Write out each line in which the string "ryzyka" is present.

**Stored items from a collection**
================================
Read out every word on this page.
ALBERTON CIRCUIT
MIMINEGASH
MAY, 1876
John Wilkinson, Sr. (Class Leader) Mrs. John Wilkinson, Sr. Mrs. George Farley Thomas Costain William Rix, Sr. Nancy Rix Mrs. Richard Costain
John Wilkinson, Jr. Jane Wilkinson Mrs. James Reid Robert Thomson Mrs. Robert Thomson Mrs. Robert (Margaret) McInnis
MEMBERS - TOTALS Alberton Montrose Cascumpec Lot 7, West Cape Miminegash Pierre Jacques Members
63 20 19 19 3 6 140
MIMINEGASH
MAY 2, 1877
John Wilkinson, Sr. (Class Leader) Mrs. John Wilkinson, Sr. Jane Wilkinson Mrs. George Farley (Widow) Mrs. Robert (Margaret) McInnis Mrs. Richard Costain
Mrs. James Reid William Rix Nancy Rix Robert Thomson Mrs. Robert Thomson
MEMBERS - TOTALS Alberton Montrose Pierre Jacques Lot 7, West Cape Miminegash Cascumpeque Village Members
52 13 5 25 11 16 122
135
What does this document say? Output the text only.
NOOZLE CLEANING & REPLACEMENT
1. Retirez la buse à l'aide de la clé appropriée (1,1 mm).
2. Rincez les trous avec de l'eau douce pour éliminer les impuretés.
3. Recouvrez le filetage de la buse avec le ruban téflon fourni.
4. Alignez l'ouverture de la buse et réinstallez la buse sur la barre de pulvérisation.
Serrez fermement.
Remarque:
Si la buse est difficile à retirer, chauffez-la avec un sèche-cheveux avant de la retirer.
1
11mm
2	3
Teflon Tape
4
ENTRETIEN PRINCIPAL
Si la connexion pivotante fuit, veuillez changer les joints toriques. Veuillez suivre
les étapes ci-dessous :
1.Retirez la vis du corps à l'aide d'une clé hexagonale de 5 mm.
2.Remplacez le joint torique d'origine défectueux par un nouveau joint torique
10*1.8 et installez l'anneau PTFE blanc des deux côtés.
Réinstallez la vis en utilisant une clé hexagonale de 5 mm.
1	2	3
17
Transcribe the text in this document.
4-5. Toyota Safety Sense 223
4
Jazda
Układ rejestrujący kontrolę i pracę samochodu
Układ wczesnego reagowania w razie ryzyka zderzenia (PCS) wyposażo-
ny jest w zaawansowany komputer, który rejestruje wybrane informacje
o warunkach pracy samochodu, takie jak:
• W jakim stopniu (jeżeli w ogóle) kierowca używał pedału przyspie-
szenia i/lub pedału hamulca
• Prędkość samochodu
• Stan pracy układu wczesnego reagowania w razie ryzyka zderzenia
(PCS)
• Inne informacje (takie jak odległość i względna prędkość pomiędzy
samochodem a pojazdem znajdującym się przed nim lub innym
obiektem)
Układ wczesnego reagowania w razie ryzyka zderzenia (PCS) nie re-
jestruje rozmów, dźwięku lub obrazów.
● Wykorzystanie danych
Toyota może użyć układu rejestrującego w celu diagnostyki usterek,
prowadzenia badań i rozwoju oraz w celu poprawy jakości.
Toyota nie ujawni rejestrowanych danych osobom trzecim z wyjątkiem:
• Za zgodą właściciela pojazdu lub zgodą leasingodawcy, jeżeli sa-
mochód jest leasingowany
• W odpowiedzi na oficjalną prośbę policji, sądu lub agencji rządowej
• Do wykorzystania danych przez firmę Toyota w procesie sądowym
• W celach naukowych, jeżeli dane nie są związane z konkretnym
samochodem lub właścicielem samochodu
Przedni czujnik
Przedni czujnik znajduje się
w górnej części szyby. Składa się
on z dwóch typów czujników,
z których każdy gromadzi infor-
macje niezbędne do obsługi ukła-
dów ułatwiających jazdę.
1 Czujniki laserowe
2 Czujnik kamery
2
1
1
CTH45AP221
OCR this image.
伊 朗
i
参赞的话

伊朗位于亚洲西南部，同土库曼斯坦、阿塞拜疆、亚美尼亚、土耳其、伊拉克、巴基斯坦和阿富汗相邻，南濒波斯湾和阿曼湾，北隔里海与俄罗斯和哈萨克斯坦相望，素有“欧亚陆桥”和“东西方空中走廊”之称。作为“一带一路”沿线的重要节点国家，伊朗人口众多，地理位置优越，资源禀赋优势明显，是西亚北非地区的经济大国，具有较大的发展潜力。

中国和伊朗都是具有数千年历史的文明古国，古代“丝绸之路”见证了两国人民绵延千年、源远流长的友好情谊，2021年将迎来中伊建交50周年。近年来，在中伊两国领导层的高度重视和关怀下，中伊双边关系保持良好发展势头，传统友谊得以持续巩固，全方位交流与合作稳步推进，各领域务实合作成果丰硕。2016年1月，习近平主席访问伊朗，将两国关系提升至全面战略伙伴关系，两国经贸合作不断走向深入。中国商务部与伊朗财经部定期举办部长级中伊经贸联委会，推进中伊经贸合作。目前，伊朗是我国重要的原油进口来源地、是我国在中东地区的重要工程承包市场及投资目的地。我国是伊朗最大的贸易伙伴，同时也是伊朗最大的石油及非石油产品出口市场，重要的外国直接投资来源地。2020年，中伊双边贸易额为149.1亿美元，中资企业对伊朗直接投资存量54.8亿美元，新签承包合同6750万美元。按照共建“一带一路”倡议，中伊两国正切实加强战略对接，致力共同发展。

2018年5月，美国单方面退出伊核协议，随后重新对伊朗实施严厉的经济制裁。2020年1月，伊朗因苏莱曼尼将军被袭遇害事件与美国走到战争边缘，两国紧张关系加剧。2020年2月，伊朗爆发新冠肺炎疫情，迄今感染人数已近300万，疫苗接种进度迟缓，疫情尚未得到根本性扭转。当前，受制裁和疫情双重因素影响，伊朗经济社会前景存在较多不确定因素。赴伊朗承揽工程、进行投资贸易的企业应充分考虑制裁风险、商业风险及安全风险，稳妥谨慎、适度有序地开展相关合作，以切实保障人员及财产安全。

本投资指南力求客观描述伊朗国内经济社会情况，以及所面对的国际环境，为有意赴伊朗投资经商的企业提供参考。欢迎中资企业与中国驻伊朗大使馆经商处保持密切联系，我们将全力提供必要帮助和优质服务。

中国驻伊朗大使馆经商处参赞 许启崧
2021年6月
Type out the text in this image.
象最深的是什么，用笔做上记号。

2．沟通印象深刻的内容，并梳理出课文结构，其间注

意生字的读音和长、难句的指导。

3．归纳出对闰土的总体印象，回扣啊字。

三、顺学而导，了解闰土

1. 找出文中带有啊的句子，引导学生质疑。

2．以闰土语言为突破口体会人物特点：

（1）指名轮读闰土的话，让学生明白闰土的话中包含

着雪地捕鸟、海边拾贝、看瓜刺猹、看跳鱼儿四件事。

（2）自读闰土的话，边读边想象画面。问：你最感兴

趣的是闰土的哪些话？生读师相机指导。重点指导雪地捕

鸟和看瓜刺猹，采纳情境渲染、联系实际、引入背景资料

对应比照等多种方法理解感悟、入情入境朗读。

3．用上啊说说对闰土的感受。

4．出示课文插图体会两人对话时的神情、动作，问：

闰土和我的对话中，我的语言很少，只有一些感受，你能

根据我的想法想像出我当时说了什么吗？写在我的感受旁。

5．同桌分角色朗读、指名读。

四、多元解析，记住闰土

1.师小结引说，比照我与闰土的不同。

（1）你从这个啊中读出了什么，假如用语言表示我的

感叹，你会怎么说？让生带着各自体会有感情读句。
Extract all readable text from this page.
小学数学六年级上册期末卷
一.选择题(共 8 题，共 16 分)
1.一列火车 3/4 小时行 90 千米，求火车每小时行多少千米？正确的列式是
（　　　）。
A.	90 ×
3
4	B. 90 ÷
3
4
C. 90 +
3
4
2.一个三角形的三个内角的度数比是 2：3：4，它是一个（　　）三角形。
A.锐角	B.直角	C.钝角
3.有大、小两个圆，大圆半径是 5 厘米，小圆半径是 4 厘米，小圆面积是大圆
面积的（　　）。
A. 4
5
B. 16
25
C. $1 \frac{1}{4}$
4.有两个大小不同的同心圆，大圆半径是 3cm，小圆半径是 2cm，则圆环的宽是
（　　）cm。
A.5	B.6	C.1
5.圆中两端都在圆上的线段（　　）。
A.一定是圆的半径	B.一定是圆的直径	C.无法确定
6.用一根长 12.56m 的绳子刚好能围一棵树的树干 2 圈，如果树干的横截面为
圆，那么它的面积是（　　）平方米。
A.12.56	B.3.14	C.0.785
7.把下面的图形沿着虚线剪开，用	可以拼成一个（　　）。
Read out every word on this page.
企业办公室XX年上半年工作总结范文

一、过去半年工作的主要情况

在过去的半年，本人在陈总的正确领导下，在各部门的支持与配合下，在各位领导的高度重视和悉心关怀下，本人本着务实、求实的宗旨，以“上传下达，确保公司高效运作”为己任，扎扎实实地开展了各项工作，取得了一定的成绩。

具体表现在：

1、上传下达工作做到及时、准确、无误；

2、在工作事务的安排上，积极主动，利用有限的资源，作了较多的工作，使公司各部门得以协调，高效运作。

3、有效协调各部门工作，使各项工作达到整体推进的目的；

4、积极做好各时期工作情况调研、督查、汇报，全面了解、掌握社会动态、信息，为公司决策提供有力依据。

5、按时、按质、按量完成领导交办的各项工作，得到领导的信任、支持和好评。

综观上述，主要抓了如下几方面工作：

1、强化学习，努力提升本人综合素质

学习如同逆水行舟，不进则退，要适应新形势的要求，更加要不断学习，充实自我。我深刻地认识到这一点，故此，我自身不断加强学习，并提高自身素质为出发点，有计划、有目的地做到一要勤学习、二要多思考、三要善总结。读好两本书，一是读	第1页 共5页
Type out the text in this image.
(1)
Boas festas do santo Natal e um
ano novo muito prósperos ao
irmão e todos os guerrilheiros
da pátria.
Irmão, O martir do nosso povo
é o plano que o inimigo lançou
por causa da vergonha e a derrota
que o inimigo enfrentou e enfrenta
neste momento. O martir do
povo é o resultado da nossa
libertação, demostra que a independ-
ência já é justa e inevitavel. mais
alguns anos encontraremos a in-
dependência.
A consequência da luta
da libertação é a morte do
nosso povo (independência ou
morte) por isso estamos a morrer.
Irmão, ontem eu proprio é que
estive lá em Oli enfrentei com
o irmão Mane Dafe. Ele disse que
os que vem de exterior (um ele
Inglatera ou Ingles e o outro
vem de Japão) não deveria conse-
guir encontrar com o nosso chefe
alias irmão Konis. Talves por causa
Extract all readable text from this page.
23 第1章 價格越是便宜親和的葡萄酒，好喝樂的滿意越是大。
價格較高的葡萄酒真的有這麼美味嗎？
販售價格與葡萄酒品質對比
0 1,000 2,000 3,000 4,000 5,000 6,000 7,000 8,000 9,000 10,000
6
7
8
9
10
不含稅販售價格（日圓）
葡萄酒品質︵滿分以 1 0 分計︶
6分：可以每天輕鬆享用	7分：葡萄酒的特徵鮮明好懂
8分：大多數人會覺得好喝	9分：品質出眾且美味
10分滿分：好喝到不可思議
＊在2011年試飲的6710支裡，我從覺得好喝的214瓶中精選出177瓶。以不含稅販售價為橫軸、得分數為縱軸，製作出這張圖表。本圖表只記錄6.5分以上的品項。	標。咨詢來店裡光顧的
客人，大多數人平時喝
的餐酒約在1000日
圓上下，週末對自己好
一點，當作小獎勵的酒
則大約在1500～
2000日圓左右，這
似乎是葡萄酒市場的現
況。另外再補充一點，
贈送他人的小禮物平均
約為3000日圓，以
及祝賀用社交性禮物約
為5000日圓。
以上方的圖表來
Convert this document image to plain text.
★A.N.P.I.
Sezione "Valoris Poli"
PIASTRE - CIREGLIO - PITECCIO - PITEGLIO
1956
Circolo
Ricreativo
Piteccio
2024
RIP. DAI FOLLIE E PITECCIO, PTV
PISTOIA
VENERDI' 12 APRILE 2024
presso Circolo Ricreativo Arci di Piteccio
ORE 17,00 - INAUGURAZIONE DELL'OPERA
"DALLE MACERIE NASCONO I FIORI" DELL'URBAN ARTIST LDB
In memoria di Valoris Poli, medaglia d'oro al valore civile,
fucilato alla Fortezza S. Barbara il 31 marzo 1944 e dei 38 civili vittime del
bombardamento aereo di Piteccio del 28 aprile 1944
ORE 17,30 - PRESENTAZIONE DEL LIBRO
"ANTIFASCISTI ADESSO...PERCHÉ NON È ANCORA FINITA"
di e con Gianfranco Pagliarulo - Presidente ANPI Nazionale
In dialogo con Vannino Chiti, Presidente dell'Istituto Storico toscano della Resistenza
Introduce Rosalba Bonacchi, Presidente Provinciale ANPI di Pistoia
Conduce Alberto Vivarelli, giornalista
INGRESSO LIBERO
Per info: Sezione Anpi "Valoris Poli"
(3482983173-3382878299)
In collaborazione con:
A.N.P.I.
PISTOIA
================================
**In response**
Układ wczesnego reagowania w razie ryzyka zderzenia (PCS) wyposażo-
• Stan pracy układu wczesnego reagowania w razie ryzyka zderzenia
Układ wczesnego reagowania w razie ryzyka zderzenia (PCS) nie re-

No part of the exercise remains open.